╭──

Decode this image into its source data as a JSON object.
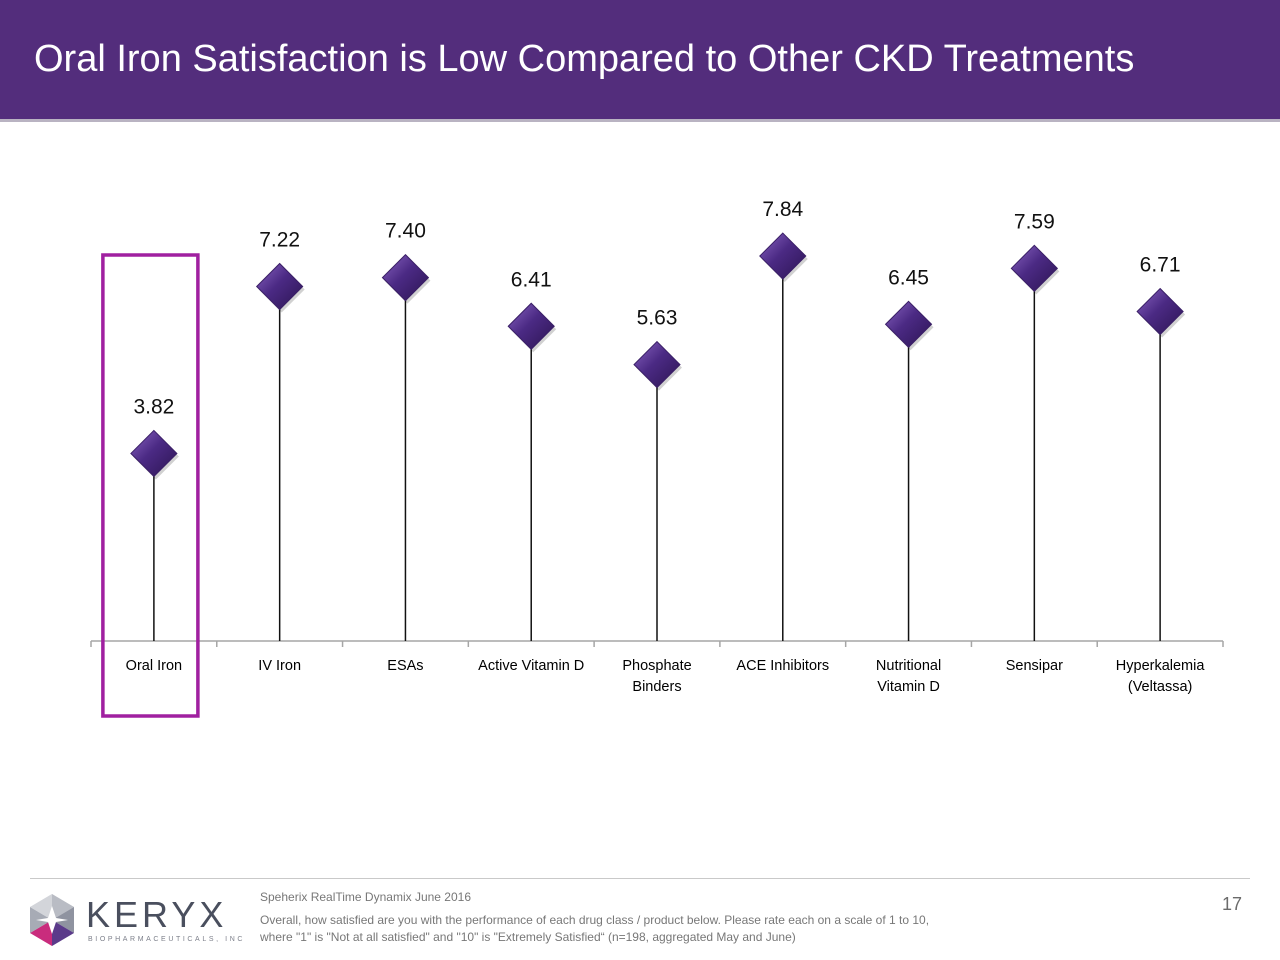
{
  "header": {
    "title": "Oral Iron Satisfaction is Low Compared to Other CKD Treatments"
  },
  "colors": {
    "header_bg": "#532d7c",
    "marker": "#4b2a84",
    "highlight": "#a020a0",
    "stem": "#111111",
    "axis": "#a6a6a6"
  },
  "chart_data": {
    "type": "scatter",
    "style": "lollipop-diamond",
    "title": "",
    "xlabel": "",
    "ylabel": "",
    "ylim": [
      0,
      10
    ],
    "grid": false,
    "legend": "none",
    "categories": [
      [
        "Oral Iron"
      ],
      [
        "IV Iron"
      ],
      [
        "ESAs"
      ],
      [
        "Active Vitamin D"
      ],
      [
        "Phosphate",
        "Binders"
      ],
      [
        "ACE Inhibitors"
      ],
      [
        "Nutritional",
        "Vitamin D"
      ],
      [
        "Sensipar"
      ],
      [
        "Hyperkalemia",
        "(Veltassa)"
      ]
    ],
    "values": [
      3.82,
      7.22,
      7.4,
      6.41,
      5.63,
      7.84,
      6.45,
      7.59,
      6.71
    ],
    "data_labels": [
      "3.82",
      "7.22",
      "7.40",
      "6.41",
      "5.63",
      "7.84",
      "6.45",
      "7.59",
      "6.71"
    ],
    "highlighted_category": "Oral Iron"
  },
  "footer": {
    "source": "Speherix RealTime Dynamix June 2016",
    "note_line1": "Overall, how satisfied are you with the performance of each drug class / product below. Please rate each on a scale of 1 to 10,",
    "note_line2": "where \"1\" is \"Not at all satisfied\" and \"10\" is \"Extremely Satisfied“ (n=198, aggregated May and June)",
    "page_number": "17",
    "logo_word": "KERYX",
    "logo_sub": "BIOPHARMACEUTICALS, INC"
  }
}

╰──

* **Task instructions**
Only the number is wanted: count the lines of the records that hold the word "satisfied".

* **Exercise output**
2